▶ [Supplied data]:
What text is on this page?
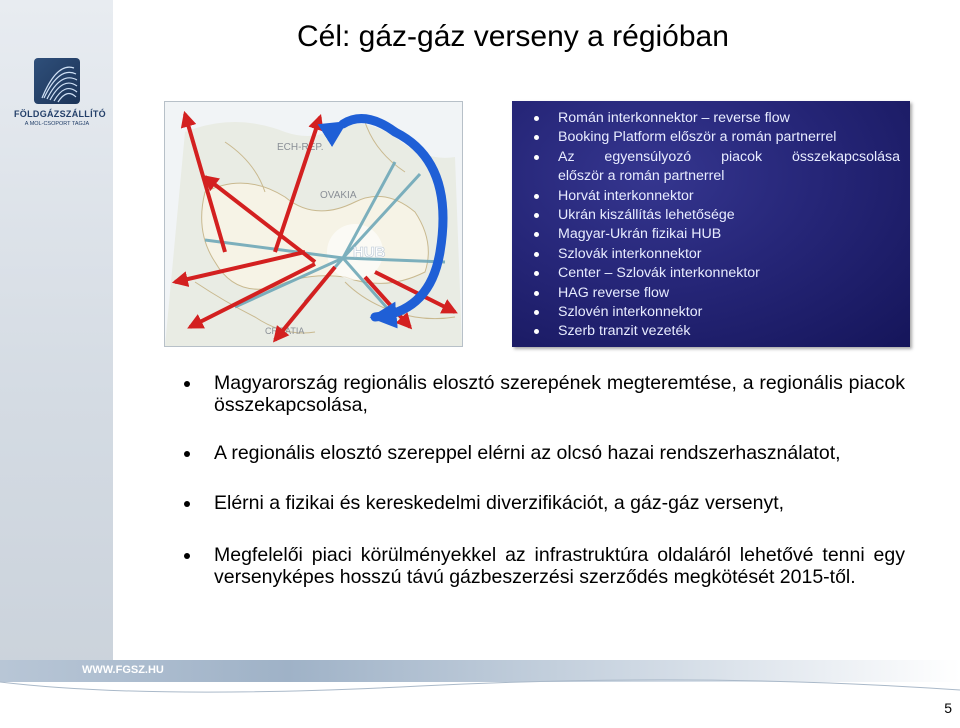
FÖLDGÁZSZÁLLÍTÓ
A MOL-CSOPORT TAGJA
Cél: gáz-gáz verseny a régióban
ECH-REP.
OVAKIA
CROATIA
HUB
Román interkonnektor – reverse flow
Booking Platform először a román partnerrel
Az egyensúlyozó piacok összekapcsolása
először a román partnerrel
Horvát interkonnektor
Ukrán kiszállítás lehetősége
Magyar-Ukrán fizikai HUB
Szlovák interkonnektor
Center – Szlovák interkonnektor
HAG reverse flow
Szlovén interkonnektor
Szerb tranzit vezeték
Magyarország regionális elosztó szerepének megteremtése, a regionális piacok összekapcsolása,
A regionális elosztó szereppel elérni az olcsó hazai rendszerhasználatot,
Elérni a fizikai és kereskedelmi diverzifikációt, a gáz-gáz versenyt,
Megfelelői piaci körülményekkel az infrastruktúra oldaláról lehetővé tenni egy versenyképes hosszú távú gázbeszerzési szerződés megkötését 2015-től.
WWW.FGSZ.HU
5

▶ [Given exercise]: Identify the lines of the data that contain the word "partnerrel". Copy each of them.

▶ [Output for this task]:
Booking Platform először a román partnerrel
először a román partnerrel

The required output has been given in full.